*Stated problem*. The listing must be reproduced in full, exactly as it stands.

** START Material for this exercise **

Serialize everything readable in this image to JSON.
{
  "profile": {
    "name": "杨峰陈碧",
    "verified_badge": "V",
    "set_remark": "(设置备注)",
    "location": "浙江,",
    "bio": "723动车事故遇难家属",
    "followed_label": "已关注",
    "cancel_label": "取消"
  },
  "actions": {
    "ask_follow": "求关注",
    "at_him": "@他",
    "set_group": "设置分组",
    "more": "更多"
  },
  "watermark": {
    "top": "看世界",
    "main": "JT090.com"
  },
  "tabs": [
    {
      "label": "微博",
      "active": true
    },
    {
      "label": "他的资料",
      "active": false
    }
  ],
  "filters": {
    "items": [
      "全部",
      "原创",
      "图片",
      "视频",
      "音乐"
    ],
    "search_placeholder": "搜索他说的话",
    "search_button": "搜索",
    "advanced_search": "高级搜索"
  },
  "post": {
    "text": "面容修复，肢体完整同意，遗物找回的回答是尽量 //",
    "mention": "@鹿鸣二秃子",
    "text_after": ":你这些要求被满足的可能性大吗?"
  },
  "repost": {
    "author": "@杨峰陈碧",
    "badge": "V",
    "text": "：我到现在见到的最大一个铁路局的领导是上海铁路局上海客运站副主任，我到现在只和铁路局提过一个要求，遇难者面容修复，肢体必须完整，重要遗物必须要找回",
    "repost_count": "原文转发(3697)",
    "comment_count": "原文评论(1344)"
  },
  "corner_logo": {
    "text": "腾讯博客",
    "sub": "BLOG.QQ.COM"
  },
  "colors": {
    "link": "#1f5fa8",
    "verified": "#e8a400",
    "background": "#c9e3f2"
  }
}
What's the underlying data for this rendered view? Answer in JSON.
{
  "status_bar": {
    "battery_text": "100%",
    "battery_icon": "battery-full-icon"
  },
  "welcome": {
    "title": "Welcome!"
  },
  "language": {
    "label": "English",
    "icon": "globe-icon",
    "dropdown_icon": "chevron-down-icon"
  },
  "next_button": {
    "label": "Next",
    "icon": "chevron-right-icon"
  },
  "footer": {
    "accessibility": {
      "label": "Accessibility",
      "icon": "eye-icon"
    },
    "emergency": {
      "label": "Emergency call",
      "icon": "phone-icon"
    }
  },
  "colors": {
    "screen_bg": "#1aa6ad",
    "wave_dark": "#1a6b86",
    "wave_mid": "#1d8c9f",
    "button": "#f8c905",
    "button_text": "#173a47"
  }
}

** END Material for this exercise **

*Result*.
Serialize everything readable in this image to JSON.
{
  "profile": {
    "name": "杨峰陈碧",
    "verified_badge": "V",
    "set_remark": "(设置备注)",
    "location": "浙江,",
    "bio": "723动车事故遇难家属",
    "followed_label": "已关注",
    "cancel_label": "取消"
  },
  "actions": {
    "ask_follow": "求关注",
    "at_him": "@他",
    "set_group": "设置分组",
    "more": "更多"
  },
  "watermark": {
    "top": "看世界",
    "main": "JT090.com"
  },
  "tabs": [
    {
      "label": "微博",
      "active": true
    },
    {
      "label": "他的资料",
      "active": false
    }
  ],
  "filters": {
    "items": [
      "全部",
      "原创",
      "图片",
      "视频",
      "音乐"
    ],
    "search_placeholder": "搜索他说的话",
    "search_button": "搜索",
    "advanced_search": "高级搜索"
  },
  "post": {
    "text": "面容修复，肢体完整同意，遗物找回的回答是尽量 //",
    "mention": "@鹿鸣二秃子",
    "text_after": ":你这些要求被满足的可能性大吗?"
  },
  "repost": {
    "author": "@杨峰陈碧",
    "badge": "V",
    "text": "：我到现在见到的最大一个铁路局的领导是上海铁路局上海客运站副主任，我到现在只和铁路局提过一个要求，遇难者面容修复，肢体必须完整，重要遗物必须要找回",
    "repost_count": "原文转发(3697)",
    "comment_count": "原文评论(1344)"
  },
  "corner_logo": {
    "text": "腾讯博客",
    "sub": "BLOG.QQ.COM"
  },
  "colors": {
    "link": "#1f5fa8",
    "verified": "#e8a400",
    "background": "#c9e3f2"
  }
}
What's the underlying data for this rendered view? Answer in JSON.
{
  "status_bar": {
    "battery_text": "100%",
    "battery_icon": "battery-full-icon"
  },
  "welcome": {
    "title": "Welcome!"
  },
  "language": {
    "label": "English",
    "icon": "globe-icon",
    "dropdown_icon": "chevron-down-icon"
  },
  "next_button": {
    "label": "Next",
    "icon": "chevron-right-icon"
  },
  "footer": {
    "accessibility": {
      "label": "Accessibility",
      "icon": "eye-icon"
    },
    "emergency": {
      "label": "Emergency call",
      "icon": "phone-icon"
    }
  },
  "colors": {
    "screen_bg": "#1aa6ad",
    "wave_dark": "#1a6b86",
    "wave_mid": "#1d8c9f",
    "button": "#f8c905",
    "button_text": "#173a47"
  }
}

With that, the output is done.